(Extracted data entries)
--------
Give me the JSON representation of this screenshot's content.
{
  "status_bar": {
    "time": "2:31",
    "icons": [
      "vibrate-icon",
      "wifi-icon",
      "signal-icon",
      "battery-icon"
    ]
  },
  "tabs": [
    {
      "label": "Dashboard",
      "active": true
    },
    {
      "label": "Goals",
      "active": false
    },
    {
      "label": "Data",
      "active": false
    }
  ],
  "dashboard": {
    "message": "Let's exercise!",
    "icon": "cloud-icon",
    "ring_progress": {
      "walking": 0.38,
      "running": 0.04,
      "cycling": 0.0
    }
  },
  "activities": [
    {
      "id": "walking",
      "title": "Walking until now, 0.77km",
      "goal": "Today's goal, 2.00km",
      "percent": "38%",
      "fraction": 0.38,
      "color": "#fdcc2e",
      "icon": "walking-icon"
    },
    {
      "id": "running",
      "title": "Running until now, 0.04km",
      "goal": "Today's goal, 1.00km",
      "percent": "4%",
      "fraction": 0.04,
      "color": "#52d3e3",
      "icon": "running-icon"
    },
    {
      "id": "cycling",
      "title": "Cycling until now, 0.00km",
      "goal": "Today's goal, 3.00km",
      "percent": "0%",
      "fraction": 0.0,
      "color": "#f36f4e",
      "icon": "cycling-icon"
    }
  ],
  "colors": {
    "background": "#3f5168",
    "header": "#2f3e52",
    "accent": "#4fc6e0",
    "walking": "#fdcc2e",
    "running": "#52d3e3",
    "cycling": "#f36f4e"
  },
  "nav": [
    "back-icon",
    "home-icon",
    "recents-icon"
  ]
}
--------
◆ **The exercise**
Please output every record, keeping each line exact.

◆ **The solution**
Give me the JSON representation of this screenshot's content.
{
  "status_bar": {
    "time": "2:31",
    "icons": [
      "vibrate-icon",
      "wifi-icon",
      "signal-icon",
      "battery-icon"
    ]
  },
  "tabs": [
    {
      "label": "Dashboard",
      "active": true
    },
    {
      "label": "Goals",
      "active": false
    },
    {
      "label": "Data",
      "active": false
    }
  ],
  "dashboard": {
    "message": "Let's exercise!",
    "icon": "cloud-icon",
    "ring_progress": {
      "walking": 0.38,
      "running": 0.04,
      "cycling": 0.0
    }
  },
  "activities": [
    {
      "id": "walking",
      "title": "Walking until now, 0.77km",
      "goal": "Today's goal, 2.00km",
      "percent": "38%",
      "fraction": 0.38,
      "color": "#fdcc2e",
      "icon": "walking-icon"
    },
    {
      "id": "running",
      "title": "Running until now, 0.04km",
      "goal": "Today's goal, 1.00km",
      "percent": "4%",
      "fraction": 0.04,
      "color": "#52d3e3",
      "icon": "running-icon"
    },
    {
      "id": "cycling",
      "title": "Cycling until now, 0.00km",
      "goal": "Today's goal, 3.00km",
      "percent": "0%",
      "fraction": 0.0,
      "color": "#f36f4e",
      "icon": "cycling-icon"
    }
  ],
  "colors": {
    "background": "#3f5168",
    "header": "#2f3e52",
    "accent": "#4fc6e0",
    "walking": "#fdcc2e",
    "running": "#52d3e3",
    "cycling": "#f36f4e"
  },
  "nav": [
    "back-icon",
    "home-icon",
    "recents-icon"
  ]
}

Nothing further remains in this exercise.